++++ DATA FOR PROCESSING

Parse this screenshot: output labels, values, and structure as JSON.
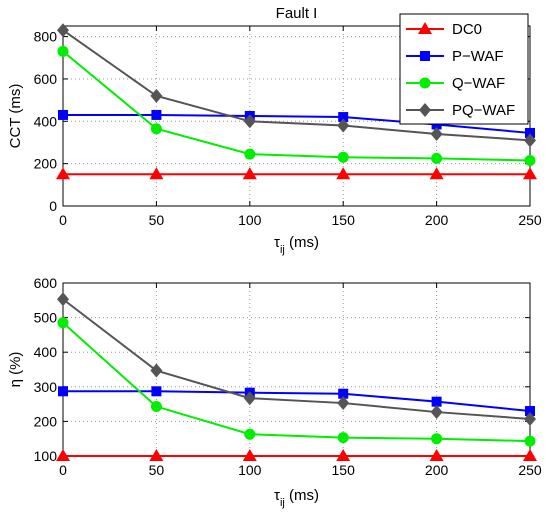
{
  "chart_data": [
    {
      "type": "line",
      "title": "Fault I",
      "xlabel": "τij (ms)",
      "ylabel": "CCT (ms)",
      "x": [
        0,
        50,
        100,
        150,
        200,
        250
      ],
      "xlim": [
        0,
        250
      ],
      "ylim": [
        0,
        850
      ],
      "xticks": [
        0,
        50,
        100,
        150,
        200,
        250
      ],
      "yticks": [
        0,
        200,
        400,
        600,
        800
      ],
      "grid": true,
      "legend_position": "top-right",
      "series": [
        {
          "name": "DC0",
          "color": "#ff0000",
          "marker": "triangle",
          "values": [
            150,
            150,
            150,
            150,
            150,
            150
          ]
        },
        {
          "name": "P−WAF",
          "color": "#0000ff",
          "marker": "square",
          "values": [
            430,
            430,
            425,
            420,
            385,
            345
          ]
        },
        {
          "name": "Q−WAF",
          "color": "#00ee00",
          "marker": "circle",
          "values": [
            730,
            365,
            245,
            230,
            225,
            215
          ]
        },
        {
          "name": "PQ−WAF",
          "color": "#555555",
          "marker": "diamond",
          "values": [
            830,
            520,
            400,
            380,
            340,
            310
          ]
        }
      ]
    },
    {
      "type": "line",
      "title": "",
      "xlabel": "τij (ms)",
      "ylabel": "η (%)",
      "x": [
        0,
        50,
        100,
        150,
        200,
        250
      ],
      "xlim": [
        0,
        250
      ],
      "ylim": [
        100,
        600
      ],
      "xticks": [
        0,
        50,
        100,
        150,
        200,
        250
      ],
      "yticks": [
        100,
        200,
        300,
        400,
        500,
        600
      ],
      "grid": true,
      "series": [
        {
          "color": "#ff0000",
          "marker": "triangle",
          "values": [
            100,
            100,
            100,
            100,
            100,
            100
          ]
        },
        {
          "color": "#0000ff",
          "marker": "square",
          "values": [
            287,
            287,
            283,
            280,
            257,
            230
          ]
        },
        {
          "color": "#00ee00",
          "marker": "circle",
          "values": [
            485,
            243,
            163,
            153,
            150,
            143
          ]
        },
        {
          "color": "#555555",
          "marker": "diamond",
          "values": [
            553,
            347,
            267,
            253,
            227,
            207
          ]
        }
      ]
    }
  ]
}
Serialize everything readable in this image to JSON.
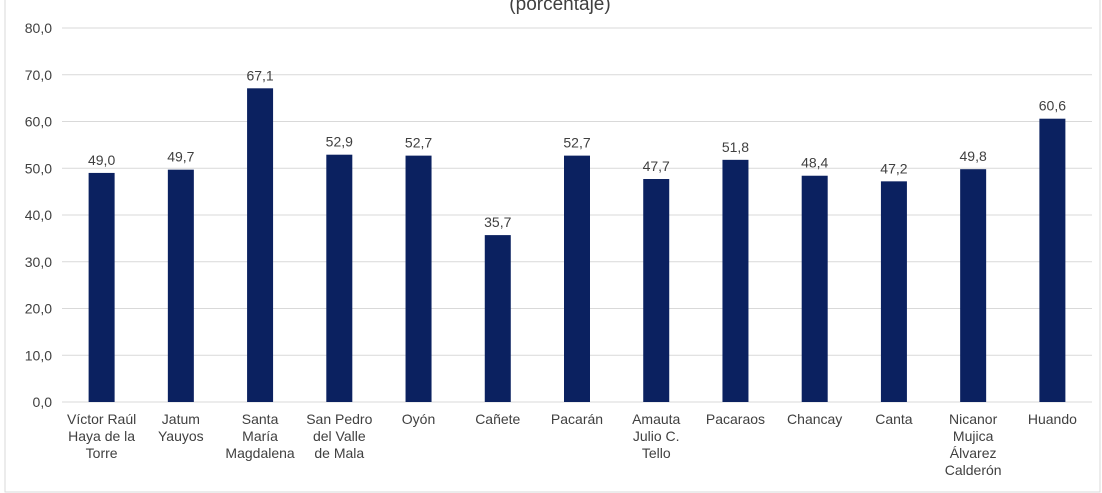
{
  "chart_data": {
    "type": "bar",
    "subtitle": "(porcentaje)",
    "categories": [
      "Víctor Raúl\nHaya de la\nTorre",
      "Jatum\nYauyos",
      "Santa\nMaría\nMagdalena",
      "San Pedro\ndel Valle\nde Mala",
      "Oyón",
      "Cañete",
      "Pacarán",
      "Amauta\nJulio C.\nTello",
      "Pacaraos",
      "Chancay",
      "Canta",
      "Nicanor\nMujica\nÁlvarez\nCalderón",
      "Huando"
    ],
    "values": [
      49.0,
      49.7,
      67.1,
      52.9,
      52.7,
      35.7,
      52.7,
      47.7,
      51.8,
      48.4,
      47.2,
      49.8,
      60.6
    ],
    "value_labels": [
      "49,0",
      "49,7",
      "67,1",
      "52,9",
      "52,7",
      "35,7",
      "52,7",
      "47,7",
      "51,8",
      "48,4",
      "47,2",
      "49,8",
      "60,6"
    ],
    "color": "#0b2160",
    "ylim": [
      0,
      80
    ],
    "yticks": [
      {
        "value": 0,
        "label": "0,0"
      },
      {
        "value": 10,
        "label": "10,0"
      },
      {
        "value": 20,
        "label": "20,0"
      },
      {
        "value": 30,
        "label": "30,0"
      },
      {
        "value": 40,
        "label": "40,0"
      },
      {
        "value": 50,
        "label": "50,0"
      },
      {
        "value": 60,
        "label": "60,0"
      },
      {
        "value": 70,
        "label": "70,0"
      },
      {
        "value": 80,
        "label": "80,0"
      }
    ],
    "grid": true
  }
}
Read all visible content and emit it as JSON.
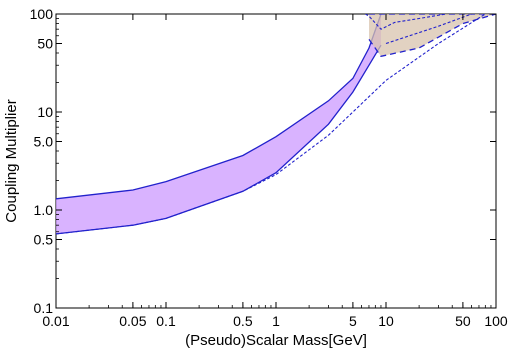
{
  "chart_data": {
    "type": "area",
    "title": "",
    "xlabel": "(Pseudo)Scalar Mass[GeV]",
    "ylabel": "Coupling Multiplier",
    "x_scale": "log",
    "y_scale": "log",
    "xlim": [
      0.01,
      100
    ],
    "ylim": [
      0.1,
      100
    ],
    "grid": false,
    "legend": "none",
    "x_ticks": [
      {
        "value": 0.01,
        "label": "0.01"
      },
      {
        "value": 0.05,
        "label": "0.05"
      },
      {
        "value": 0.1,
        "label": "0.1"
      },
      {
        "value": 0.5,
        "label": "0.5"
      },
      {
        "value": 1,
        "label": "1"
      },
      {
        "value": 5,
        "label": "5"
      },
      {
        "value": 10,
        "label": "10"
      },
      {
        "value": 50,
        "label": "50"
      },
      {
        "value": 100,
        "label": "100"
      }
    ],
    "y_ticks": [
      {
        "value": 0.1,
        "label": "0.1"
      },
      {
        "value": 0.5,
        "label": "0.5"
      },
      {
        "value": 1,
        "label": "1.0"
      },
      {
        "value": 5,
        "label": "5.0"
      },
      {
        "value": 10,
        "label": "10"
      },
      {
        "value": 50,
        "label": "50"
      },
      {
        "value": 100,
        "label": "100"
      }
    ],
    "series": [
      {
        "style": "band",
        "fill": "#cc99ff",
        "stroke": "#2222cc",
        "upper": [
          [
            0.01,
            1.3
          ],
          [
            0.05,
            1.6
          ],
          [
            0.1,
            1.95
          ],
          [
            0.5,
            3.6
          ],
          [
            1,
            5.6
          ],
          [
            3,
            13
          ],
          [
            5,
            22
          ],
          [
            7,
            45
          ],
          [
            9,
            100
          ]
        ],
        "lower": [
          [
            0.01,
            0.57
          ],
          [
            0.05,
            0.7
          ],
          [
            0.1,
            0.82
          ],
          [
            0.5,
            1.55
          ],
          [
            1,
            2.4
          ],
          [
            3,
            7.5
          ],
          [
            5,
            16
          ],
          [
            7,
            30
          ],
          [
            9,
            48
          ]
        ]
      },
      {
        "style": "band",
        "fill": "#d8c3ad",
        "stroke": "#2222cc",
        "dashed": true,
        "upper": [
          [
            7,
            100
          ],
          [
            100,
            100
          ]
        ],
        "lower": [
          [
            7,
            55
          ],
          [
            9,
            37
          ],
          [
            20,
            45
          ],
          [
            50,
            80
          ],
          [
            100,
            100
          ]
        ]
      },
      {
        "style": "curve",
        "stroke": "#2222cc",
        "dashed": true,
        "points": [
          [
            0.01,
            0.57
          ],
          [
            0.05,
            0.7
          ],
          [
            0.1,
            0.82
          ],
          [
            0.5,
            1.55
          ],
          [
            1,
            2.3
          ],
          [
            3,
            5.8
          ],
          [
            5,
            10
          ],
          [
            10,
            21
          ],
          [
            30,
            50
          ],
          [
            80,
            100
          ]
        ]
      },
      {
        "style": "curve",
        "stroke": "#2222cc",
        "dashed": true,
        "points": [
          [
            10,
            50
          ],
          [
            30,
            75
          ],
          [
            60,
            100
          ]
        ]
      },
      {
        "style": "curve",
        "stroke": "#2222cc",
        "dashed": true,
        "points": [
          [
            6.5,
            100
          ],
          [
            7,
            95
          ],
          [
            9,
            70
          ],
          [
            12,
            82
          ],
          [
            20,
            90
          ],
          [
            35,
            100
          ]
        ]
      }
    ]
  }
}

++++++++
++++ DATA FOR PROCESSING

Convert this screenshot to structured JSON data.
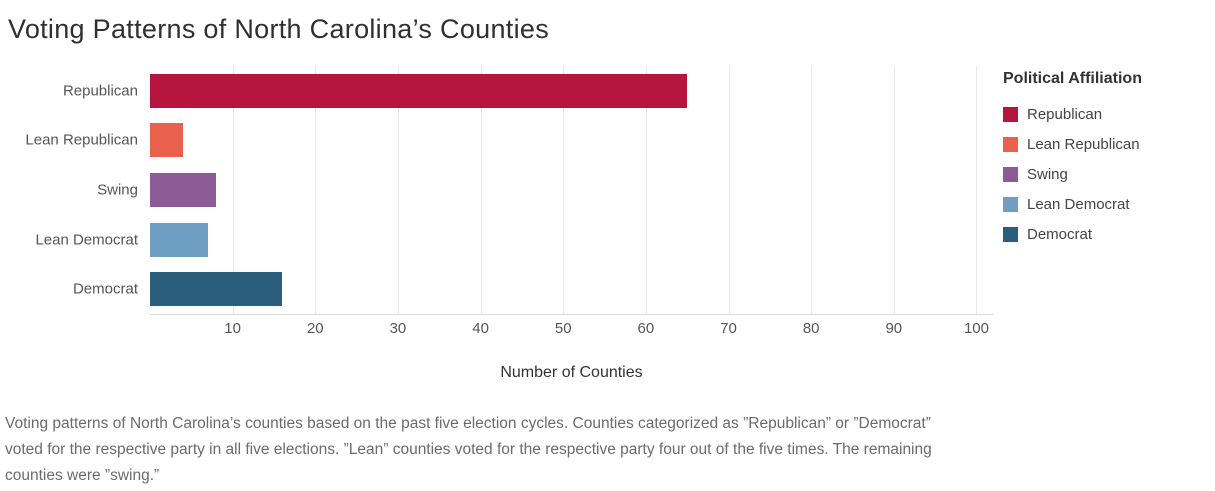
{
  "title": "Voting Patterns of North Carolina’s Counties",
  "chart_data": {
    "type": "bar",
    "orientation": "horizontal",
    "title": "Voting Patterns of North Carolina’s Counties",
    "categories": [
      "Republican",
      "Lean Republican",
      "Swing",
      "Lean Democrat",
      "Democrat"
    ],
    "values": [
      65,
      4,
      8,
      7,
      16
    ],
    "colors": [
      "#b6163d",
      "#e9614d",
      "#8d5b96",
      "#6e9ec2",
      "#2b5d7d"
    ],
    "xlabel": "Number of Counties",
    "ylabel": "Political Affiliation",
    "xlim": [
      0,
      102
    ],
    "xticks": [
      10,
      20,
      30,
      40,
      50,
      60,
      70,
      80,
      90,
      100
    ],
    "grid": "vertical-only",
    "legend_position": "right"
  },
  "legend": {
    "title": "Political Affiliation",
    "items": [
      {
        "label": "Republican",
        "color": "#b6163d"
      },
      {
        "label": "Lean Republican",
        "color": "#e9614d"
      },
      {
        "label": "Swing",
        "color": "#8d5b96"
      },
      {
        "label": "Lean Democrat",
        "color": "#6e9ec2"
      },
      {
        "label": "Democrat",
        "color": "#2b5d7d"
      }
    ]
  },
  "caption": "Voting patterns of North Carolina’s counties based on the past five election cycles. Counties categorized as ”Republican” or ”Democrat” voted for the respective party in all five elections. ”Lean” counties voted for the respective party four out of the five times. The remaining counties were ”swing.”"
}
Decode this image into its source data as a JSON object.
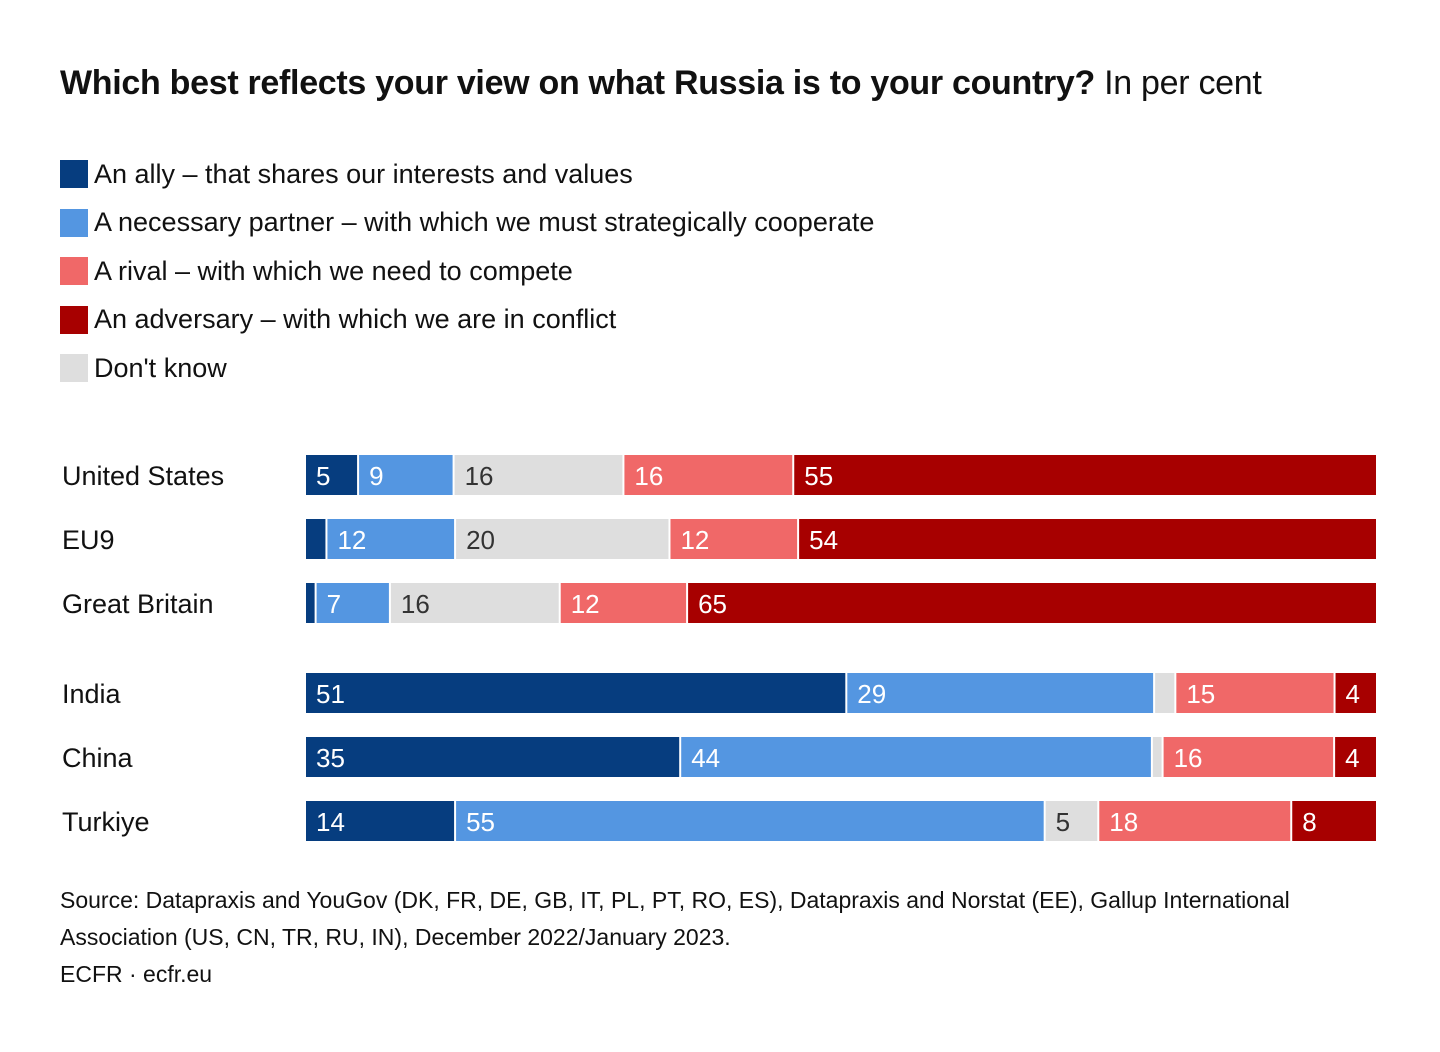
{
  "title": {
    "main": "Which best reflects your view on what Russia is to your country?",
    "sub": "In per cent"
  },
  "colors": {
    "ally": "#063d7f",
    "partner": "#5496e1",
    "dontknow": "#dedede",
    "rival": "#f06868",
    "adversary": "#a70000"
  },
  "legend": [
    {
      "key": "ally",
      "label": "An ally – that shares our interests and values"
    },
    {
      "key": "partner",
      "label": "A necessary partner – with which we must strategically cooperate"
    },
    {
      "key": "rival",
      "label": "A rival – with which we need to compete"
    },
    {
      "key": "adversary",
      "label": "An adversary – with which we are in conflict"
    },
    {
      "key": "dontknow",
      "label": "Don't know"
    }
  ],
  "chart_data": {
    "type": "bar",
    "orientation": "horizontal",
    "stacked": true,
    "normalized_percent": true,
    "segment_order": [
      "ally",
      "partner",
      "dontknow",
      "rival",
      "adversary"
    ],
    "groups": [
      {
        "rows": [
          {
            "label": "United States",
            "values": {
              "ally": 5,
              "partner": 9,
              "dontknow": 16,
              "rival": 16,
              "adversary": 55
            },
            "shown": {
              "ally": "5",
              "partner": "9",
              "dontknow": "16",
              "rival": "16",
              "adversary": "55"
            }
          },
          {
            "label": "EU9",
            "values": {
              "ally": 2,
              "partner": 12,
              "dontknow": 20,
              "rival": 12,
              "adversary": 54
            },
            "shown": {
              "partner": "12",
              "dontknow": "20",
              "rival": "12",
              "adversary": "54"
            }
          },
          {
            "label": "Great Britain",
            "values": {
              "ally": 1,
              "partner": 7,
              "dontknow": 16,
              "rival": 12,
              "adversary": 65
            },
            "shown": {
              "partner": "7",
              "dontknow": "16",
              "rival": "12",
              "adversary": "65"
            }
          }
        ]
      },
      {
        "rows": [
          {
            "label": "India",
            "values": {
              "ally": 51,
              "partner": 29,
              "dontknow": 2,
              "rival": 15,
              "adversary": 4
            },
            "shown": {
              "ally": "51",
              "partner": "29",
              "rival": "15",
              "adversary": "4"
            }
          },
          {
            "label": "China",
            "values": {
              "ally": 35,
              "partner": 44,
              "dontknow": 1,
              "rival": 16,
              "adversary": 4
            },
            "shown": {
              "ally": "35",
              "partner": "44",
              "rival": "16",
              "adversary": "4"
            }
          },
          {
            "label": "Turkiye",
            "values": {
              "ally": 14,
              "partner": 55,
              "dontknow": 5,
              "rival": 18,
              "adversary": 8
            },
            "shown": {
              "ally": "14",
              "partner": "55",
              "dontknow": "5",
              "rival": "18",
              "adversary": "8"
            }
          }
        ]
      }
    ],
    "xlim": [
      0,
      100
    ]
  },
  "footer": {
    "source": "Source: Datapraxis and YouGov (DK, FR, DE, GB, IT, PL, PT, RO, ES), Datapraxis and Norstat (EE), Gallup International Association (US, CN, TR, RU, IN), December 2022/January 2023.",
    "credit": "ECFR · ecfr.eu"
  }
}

++++++++

### [WORK REQUIRED]
Find and copy each line above that includes the string "image".

### [THE OUTPUT]
Serialize everything readable in this image to JSON.
Decode this image into its source data as a JSON object.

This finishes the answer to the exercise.